Reproduce every line of the records below exactly, keeping each one unchanged and in the same order.

────────────────────────────────────────

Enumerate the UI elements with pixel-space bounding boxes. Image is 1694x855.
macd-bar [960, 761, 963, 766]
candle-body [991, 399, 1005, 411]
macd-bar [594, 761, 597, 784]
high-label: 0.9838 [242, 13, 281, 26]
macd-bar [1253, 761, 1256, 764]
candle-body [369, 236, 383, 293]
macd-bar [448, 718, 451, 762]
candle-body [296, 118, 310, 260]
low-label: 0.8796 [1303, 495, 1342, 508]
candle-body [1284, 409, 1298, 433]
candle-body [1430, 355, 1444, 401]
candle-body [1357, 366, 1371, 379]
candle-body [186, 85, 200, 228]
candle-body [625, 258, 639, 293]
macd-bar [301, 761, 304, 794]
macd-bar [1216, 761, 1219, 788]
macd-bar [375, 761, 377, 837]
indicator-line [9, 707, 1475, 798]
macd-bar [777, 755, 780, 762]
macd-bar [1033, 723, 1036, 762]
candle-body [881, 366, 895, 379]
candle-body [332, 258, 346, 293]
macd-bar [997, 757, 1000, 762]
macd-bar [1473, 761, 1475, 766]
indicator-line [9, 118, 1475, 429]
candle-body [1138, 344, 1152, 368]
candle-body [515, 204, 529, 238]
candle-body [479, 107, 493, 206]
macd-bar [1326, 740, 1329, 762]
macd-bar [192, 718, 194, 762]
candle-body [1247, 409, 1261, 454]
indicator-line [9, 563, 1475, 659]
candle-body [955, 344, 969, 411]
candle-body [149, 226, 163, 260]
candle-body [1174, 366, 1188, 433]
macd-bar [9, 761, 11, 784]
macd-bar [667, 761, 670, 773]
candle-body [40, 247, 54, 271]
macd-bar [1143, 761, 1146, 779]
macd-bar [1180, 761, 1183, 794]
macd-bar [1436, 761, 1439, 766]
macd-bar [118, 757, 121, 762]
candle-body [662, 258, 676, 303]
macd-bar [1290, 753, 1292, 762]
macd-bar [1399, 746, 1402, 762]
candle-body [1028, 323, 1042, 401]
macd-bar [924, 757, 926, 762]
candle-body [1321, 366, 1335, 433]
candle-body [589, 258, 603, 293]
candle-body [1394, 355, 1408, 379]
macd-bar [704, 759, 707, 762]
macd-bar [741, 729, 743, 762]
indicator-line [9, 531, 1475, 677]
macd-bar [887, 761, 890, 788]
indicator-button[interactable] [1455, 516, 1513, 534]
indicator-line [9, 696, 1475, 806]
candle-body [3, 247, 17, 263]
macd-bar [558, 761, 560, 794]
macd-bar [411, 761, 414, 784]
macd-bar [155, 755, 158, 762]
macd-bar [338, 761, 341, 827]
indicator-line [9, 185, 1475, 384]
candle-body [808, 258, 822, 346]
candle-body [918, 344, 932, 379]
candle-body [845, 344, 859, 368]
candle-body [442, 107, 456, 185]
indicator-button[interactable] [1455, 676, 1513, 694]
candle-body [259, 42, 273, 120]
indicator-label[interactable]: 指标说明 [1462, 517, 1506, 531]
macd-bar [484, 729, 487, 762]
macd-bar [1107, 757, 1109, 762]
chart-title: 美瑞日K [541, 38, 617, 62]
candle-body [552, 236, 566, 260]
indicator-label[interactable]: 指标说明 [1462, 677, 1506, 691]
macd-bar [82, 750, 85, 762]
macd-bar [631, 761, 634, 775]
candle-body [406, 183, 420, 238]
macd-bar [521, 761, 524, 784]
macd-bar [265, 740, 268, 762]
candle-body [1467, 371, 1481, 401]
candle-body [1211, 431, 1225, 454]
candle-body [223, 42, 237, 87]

────────────────────────────────────────

• [Worked solution]
Enumerate the UI elements with pixel-space bounding boxes. Image is 1694x855.
macd-bar [960, 761, 963, 766]
candle-body [991, 399, 1005, 411]
macd-bar [594, 761, 597, 784]
high-label: 0.9838 [242, 13, 281, 26]
macd-bar [1253, 761, 1256, 764]
candle-body [369, 236, 383, 293]
macd-bar [448, 718, 451, 762]
candle-body [296, 118, 310, 260]
low-label: 0.8796 [1303, 495, 1342, 508]
candle-body [1284, 409, 1298, 433]
candle-body [1430, 355, 1444, 401]
candle-body [1357, 366, 1371, 379]
candle-body [186, 85, 200, 228]
candle-body [625, 258, 639, 293]
macd-bar [301, 761, 304, 794]
macd-bar [1216, 761, 1219, 788]
macd-bar [375, 761, 377, 837]
indicator-line [9, 707, 1475, 798]
macd-bar [777, 755, 780, 762]
macd-bar [1033, 723, 1036, 762]
candle-body [881, 366, 895, 379]
candle-body [332, 258, 346, 293]
macd-bar [997, 757, 1000, 762]
macd-bar [1473, 761, 1475, 766]
indicator-line [9, 118, 1475, 429]
candle-body [1138, 344, 1152, 368]
candle-body [515, 204, 529, 238]
candle-body [479, 107, 493, 206]
macd-bar [1326, 740, 1329, 762]
macd-bar [192, 718, 194, 762]
candle-body [1247, 409, 1261, 454]
indicator-line [9, 563, 1475, 659]
candle-body [955, 344, 969, 411]
candle-body [149, 226, 163, 260]
candle-body [1174, 366, 1188, 433]
macd-bar [9, 761, 11, 784]
macd-bar [667, 761, 670, 773]
candle-body [40, 247, 54, 271]
macd-bar [1143, 761, 1146, 779]
macd-bar [1180, 761, 1183, 794]
macd-bar [1436, 761, 1439, 766]
macd-bar [118, 757, 121, 762]
candle-body [662, 258, 676, 303]
macd-bar [1290, 753, 1292, 762]
macd-bar [1399, 746, 1402, 762]
candle-body [1028, 323, 1042, 401]
macd-bar [924, 757, 926, 762]
candle-body [1321, 366, 1335, 433]
candle-body [589, 258, 603, 293]
candle-body [1394, 355, 1408, 379]
macd-bar [704, 759, 707, 762]
macd-bar [741, 729, 743, 762]
indicator-line [9, 531, 1475, 677]
macd-bar [887, 761, 890, 788]
indicator-button[interactable] [1455, 516, 1513, 534]
indicator-line [9, 696, 1475, 806]
candle-body [3, 247, 17, 263]
macd-bar [558, 761, 560, 794]
macd-bar [411, 761, 414, 784]
macd-bar [155, 755, 158, 762]
macd-bar [338, 761, 341, 827]
indicator-line [9, 185, 1475, 384]
candle-body [808, 258, 822, 346]
candle-body [918, 344, 932, 379]
candle-body [845, 344, 859, 368]
candle-body [442, 107, 456, 185]
indicator-button[interactable] [1455, 676, 1513, 694]
candle-body [259, 42, 273, 120]
indicator-label[interactable]: 指标说明 [1462, 517, 1506, 531]
macd-bar [484, 729, 487, 762]
macd-bar [1107, 757, 1109, 762]
chart-title: 美瑞日K [541, 38, 617, 62]
candle-body [552, 236, 566, 260]
indicator-label[interactable]: 指标说明 [1462, 677, 1506, 691]
macd-bar [82, 750, 85, 762]
macd-bar [631, 761, 634, 775]
candle-body [406, 183, 420, 238]
macd-bar [521, 761, 524, 784]
macd-bar [265, 740, 268, 762]
candle-body [1467, 371, 1481, 401]
candle-body [1211, 431, 1225, 454]
candle-body [223, 42, 237, 87]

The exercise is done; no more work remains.